Task instructions: Omit all pictures. Copy the rest of the material exactly.

[Start of Record extracts]

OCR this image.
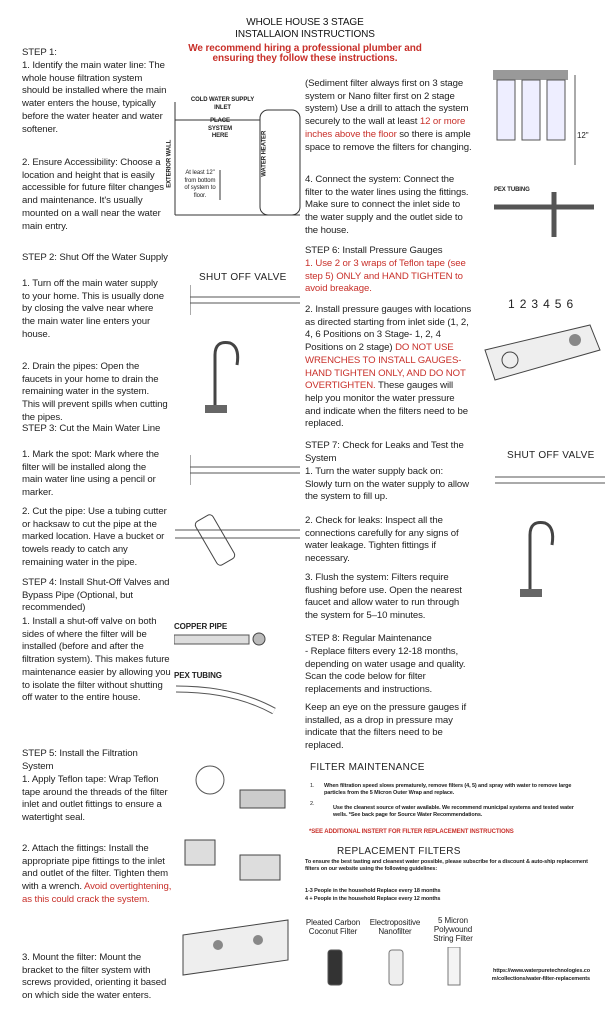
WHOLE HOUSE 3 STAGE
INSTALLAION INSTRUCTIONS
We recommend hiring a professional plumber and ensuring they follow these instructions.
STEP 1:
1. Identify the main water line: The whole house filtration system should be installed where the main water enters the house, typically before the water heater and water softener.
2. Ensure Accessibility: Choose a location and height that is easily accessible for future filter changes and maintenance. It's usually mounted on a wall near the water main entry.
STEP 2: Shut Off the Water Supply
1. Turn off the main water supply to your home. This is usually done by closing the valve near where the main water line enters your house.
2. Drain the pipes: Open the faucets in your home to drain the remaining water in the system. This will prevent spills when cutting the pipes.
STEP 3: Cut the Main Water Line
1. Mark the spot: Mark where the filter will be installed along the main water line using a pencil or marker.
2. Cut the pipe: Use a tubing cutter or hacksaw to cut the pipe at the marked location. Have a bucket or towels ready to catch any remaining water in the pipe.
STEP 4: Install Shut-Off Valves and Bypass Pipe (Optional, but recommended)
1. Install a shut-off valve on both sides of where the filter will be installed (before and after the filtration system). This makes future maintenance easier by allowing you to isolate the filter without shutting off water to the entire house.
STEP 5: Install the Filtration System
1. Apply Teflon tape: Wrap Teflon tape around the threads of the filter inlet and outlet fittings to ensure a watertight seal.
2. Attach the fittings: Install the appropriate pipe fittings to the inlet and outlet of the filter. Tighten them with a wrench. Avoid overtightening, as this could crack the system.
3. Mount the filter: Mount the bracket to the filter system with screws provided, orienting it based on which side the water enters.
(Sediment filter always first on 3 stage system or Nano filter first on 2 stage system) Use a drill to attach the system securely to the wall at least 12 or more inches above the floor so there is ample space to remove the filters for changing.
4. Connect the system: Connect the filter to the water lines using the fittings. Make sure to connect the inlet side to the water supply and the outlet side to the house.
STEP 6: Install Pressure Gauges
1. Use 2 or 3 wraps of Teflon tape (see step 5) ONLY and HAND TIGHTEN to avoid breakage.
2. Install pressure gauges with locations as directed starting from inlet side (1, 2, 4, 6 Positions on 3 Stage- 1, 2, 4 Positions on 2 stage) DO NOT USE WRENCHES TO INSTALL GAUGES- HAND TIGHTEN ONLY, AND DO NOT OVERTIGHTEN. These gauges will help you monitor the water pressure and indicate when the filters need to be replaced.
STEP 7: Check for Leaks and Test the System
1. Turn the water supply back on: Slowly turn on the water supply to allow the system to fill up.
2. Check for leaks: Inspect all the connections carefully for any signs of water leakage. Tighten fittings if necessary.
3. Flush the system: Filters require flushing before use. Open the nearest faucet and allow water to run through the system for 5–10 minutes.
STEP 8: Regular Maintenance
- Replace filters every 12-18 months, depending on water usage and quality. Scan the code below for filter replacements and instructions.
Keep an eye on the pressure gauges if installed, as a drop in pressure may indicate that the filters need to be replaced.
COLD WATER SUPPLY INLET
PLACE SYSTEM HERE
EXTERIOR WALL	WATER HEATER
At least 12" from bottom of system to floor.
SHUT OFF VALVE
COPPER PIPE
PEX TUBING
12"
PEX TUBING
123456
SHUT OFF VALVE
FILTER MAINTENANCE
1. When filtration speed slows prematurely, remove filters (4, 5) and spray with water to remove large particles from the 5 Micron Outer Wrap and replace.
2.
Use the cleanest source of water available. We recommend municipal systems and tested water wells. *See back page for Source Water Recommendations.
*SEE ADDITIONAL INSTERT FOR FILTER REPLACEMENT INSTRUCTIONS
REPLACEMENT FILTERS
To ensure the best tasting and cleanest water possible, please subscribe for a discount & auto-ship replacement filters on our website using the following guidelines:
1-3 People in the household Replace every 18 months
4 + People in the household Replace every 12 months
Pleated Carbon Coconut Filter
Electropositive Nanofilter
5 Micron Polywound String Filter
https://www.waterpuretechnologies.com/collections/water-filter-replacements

[End of Record extracts]

Solution for this problem:
OCR this image.
WHOLE HOUSE 3 STAGE
INSTALLAION INSTRUCTIONS
We recommend hiring a professional plumber and ensuring they follow these instructions.
STEP 1:
1. Identify the main water line: The whole house filtration system should be installed where the main water enters the house, typically before the water heater and water softener.
2. Ensure Accessibility: Choose a location and height that is easily accessible for future filter changes and maintenance. It's usually mounted on a wall near the water main entry.
STEP 2: Shut Off the Water Supply
1. Turn off the main water supply to your home. This is usually done by closing the valve near where the main water line enters your house.
2. Drain the pipes: Open the faucets in your home to drain the remaining water in the system. This will prevent spills when cutting the pipes.
STEP 3: Cut the Main Water Line
1. Mark the spot: Mark where the filter will be installed along the main water line using a pencil or marker.
2. Cut the pipe: Use a tubing cutter or hacksaw to cut the pipe at the marked location. Have a bucket or towels ready to catch any remaining water in the pipe.
STEP 4: Install Shut-Off Valves and Bypass Pipe (Optional, but recommended)
1. Install a shut-off valve on both sides of where the filter will be installed (before and after the filtration system). This makes future maintenance easier by allowing you to isolate the filter without shutting off water to the entire house.
STEP 5: Install the Filtration System
1. Apply Teflon tape: Wrap Teflon tape around the threads of the filter inlet and outlet fittings to ensure a watertight seal.
2. Attach the fittings: Install the appropriate pipe fittings to the inlet and outlet of the filter. Tighten them with a wrench. Avoid overtightening, as this could crack the system.
3. Mount the filter: Mount the bracket to the filter system with screws provided, orienting it based on which side the water enters.
(Sediment filter always first on 3 stage system or Nano filter first on 2 stage system) Use a drill to attach the system securely to the wall at least 12 or more inches above the floor so there is ample space to remove the filters for changing.
4. Connect the system: Connect the filter to the water lines using the fittings. Make sure to connect the inlet side to the water supply and the outlet side to the house.
STEP 6: Install Pressure Gauges
1. Use 2 or 3 wraps of Teflon tape (see step 5) ONLY and HAND TIGHTEN to avoid breakage.
2. Install pressure gauges with locations as directed starting from inlet side (1, 2, 4, 6 Positions on 3 Stage- 1, 2, 4 Positions on 2 stage) DO NOT USE WRENCHES TO INSTALL GAUGES- HAND TIGHTEN ONLY, AND DO NOT OVERTIGHTEN. These gauges will help you monitor the water pressure and indicate when the filters need to be replaced.
STEP 7: Check for Leaks and Test the System
1. Turn the water supply back on: Slowly turn on the water supply to allow the system to fill up.
2. Check for leaks: Inspect all the connections carefully for any signs of water leakage. Tighten fittings if necessary.
3. Flush the system: Filters require flushing before use. Open the nearest faucet and allow water to run through the system for 5–10 minutes.
STEP 8: Regular Maintenance
- Replace filters every 12-18 months, depending on water usage and quality. Scan the code below for filter replacements and instructions.
Keep an eye on the pressure gauges if installed, as a drop in pressure may indicate that the filters need to be replaced.
COLD WATER SUPPLY INLET
PLACE SYSTEM HERE
EXTERIOR WALL	WATER HEATER
At least 12" from bottom of system to floor.
SHUT OFF VALVE
COPPER PIPE
PEX TUBING
12"
PEX TUBING
123456
SHUT OFF VALVE
FILTER MAINTENANCE
1. When filtration speed slows prematurely, remove filters (4, 5) and spray with water to remove large particles from the 5 Micron Outer Wrap and replace.
2.
Use the cleanest source of water available. We recommend municipal systems and tested water wells. *See back page for Source Water Recommendations.
*SEE ADDITIONAL INSTERT FOR FILTER REPLACEMENT INSTRUCTIONS
REPLACEMENT FILTERS
To ensure the best tasting and cleanest water possible, please subscribe for a discount & auto-ship replacement filters on our website using the following guidelines:
1-3 People in the household Replace every 18 months
4 + People in the household Replace every 12 months
Pleated Carbon Coconut Filter
Electropositive Nanofilter
5 Micron Polywound String Filter
https://www.waterpuretechnologies.com/collections/water-filter-replacements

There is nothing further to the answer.